REQUIRED WORK: Of all the lines in the material, how many contain the word "прогулки"? State the number alone.

[START OF DATASET RECORDS]

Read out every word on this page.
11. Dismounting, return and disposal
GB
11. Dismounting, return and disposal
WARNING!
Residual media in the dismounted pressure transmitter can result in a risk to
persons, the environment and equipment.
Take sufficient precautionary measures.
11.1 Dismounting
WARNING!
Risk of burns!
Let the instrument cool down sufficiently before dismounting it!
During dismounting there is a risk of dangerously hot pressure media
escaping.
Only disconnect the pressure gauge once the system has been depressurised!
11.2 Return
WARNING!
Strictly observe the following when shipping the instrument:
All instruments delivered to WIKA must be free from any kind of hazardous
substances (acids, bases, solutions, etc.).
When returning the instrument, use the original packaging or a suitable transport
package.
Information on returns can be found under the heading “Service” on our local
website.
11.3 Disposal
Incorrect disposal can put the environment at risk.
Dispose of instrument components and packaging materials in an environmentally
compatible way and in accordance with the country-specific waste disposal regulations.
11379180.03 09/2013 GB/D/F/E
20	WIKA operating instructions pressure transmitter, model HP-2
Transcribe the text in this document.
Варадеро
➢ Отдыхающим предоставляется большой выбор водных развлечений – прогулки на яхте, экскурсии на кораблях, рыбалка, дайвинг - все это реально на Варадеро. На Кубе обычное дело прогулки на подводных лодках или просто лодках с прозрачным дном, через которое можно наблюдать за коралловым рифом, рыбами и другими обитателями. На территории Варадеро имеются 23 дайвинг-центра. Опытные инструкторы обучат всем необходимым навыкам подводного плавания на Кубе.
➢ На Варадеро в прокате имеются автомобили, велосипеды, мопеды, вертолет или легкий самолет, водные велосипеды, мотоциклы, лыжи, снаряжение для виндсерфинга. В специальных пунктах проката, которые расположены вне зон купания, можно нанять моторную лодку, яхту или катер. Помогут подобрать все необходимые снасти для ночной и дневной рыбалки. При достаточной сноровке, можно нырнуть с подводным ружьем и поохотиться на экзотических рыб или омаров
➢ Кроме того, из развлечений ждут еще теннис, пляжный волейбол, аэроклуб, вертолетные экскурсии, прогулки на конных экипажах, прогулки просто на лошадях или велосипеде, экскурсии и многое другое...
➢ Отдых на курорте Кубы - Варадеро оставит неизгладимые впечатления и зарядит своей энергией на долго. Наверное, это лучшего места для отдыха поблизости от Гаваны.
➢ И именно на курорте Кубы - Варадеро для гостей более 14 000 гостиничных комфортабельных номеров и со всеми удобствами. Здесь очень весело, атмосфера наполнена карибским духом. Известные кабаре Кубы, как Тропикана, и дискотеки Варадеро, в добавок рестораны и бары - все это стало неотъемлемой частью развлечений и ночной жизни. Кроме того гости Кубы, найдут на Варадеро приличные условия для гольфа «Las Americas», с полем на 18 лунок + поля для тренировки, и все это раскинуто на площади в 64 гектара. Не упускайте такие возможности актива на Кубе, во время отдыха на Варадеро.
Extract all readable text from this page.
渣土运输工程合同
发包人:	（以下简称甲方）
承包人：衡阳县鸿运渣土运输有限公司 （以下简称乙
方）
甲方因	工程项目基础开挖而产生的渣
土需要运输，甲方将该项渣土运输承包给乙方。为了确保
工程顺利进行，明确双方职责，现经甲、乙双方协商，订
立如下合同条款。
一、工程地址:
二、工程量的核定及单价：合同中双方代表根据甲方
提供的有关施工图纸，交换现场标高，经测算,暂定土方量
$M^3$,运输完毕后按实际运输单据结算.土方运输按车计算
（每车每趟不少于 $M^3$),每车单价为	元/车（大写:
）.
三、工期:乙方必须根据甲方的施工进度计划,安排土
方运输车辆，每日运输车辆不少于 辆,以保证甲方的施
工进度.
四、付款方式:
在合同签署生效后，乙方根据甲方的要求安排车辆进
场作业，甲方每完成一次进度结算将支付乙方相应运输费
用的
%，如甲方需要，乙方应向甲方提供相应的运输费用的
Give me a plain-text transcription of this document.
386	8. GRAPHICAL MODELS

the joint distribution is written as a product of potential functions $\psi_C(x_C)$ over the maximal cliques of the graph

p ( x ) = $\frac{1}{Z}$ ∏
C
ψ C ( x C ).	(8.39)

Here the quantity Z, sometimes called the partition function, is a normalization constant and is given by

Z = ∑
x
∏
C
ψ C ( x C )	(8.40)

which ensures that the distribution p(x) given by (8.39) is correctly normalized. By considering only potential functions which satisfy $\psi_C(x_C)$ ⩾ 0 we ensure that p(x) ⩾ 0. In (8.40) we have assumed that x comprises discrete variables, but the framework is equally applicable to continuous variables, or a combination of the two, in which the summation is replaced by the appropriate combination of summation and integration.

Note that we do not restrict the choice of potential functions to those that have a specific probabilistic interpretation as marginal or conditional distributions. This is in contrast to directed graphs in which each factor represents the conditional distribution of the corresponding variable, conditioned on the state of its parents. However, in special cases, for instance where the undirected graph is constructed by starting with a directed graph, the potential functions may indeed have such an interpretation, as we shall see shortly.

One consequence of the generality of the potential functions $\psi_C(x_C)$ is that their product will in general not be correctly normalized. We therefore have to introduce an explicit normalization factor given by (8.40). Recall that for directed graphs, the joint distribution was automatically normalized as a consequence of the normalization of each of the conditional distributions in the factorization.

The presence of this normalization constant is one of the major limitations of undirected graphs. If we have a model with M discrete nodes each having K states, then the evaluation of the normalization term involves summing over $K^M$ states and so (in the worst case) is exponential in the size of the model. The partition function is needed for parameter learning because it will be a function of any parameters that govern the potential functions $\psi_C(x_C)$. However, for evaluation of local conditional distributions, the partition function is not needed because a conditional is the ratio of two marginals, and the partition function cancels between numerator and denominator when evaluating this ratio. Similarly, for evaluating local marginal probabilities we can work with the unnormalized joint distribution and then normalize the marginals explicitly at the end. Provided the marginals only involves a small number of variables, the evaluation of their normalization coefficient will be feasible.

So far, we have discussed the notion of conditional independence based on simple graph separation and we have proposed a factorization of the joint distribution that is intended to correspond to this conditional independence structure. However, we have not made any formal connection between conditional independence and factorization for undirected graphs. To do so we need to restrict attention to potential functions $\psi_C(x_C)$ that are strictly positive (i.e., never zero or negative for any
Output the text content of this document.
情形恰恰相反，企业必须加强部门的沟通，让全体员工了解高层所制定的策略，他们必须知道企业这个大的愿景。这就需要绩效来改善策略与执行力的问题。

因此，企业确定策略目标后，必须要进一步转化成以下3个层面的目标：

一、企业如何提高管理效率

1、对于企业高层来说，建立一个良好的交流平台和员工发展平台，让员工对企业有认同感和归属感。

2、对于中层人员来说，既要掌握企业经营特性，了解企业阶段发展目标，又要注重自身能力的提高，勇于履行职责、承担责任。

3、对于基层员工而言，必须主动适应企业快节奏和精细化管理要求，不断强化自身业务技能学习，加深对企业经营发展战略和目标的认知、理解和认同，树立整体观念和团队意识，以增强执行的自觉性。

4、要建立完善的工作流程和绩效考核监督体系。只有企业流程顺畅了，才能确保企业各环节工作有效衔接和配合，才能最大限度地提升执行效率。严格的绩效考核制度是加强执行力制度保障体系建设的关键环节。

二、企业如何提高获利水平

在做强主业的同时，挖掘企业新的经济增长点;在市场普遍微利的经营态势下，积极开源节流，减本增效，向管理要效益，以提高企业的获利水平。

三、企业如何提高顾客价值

[END OF DATASET RECORDS]

TASK SOLUTION: 2